▶ [Dataset entries on figures]:
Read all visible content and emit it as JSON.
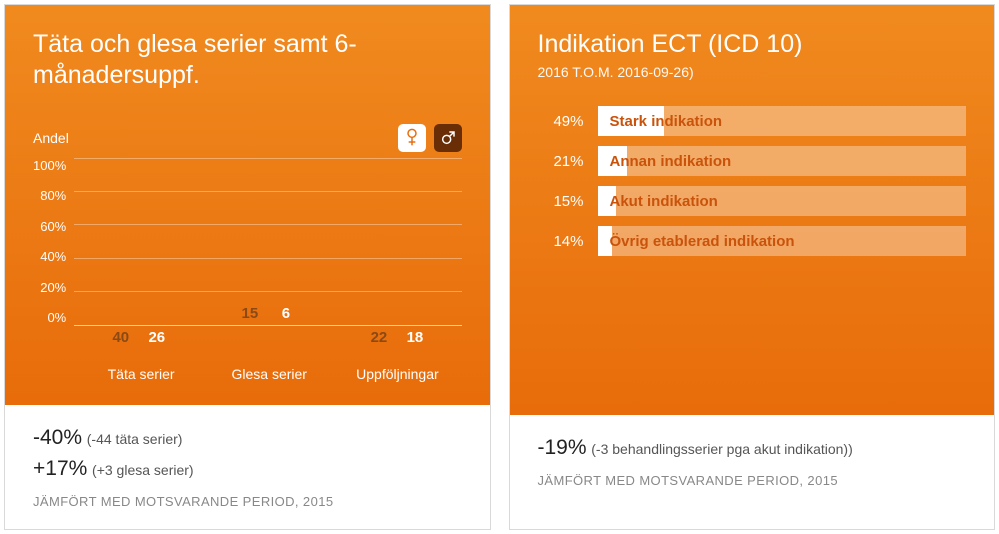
{
  "left": {
    "title": "Täta och glesa serier samt 6-månadersuppf.",
    "gradient_top": "#f08a1f",
    "gradient_bottom": "#e86c0a",
    "y_axis_label": "Andel",
    "y_ticks": [
      "100%",
      "80%",
      "60%",
      "40%",
      "20%",
      "0%"
    ],
    "y_max": 100,
    "gender_icons": {
      "female": {
        "bg": "#ffffff",
        "stroke": "#e86c0a"
      },
      "male": {
        "bg": "#6a2e06",
        "stroke": "#ffffff"
      }
    },
    "bar_colors": {
      "female": "#ffffff",
      "male": "#6a2e06"
    },
    "bar_label_colors": {
      "female": "#8a4a16",
      "male": "#ffffff"
    },
    "groups": [
      {
        "label": "Täta serier",
        "female": 40,
        "male": 26,
        "male_bar_pct": 50
      },
      {
        "label": "Glesa serier",
        "female": 15,
        "male": 6,
        "male_bar_pct": 10
      },
      {
        "label": "Uppföljningar",
        "female": 22,
        "male": 18,
        "male_bar_pct": 34
      }
    ],
    "footer": {
      "line1_big": "-40%",
      "line1_paren": "(-44 täta serier)",
      "line2_big": "+17%",
      "line2_paren": "(+3 glesa serier)",
      "compare": "JÄMFÖRT MED MOTSVARANDE PERIOD, 2015"
    }
  },
  "right": {
    "title": "Indikation ECT (ICD 10)",
    "subtitle": "2016 T.O.M. 2016-09-26)",
    "gradient_top": "#f08a1f",
    "gradient_bottom": "#e86c0a",
    "track_color": "rgba(255,255,255,0.35)",
    "fill_color": "#ffffff",
    "label_color": "#c9530b",
    "bars": [
      {
        "pct": 49,
        "label": "Stark indikation",
        "fill_pct": 18
      },
      {
        "pct": 21,
        "label": "Annan indikation",
        "fill_pct": 8
      },
      {
        "pct": 15,
        "label": "Akut indikation",
        "fill_pct": 5
      },
      {
        "pct": 14,
        "label": "Övrig etablerad indikation",
        "fill_pct": 4
      }
    ],
    "footer": {
      "line1_big": "-19%",
      "line1_paren": "(-3 behandlingsserier pga akut indikation))",
      "compare": "JÄMFÖRT MED MOTSVARANDE PERIOD, 2015"
    }
  }
}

▶ [What is required]: Reproduce every line of the material precisely, omitting its pictures.

▶ [Answer to this exercise]:
Read all visible content and emit it as JSON.
{
  "left": {
    "title": "Täta och glesa serier samt 6-månadersuppf.",
    "gradient_top": "#f08a1f",
    "gradient_bottom": "#e86c0a",
    "y_axis_label": "Andel",
    "y_ticks": [
      "100%",
      "80%",
      "60%",
      "40%",
      "20%",
      "0%"
    ],
    "y_max": 100,
    "gender_icons": {
      "female": {
        "bg": "#ffffff",
        "stroke": "#e86c0a"
      },
      "male": {
        "bg": "#6a2e06",
        "stroke": "#ffffff"
      }
    },
    "bar_colors": {
      "female": "#ffffff",
      "male": "#6a2e06"
    },
    "bar_label_colors": {
      "female": "#8a4a16",
      "male": "#ffffff"
    },
    "groups": [
      {
        "label": "Täta serier",
        "female": 40,
        "male": 26,
        "male_bar_pct": 50
      },
      {
        "label": "Glesa serier",
        "female": 15,
        "male": 6,
        "male_bar_pct": 10
      },
      {
        "label": "Uppföljningar",
        "female": 22,
        "male": 18,
        "male_bar_pct": 34
      }
    ],
    "footer": {
      "line1_big": "-40%",
      "line1_paren": "(-44 täta serier)",
      "line2_big": "+17%",
      "line2_paren": "(+3 glesa serier)",
      "compare": "JÄMFÖRT MED MOTSVARANDE PERIOD, 2015"
    }
  },
  "right": {
    "title": "Indikation ECT (ICD 10)",
    "subtitle": "2016 T.O.M. 2016-09-26)",
    "gradient_top": "#f08a1f",
    "gradient_bottom": "#e86c0a",
    "track_color": "rgba(255,255,255,0.35)",
    "fill_color": "#ffffff",
    "label_color": "#c9530b",
    "bars": [
      {
        "pct": 49,
        "label": "Stark indikation",
        "fill_pct": 18
      },
      {
        "pct": 21,
        "label": "Annan indikation",
        "fill_pct": 8
      },
      {
        "pct": 15,
        "label": "Akut indikation",
        "fill_pct": 5
      },
      {
        "pct": 14,
        "label": "Övrig etablerad indikation",
        "fill_pct": 4
      }
    ],
    "footer": {
      "line1_big": "-19%",
      "line1_paren": "(-3 behandlingsserier pga akut indikation))",
      "compare": "JÄMFÖRT MED MOTSVARANDE PERIOD, 2015"
    }
  }
}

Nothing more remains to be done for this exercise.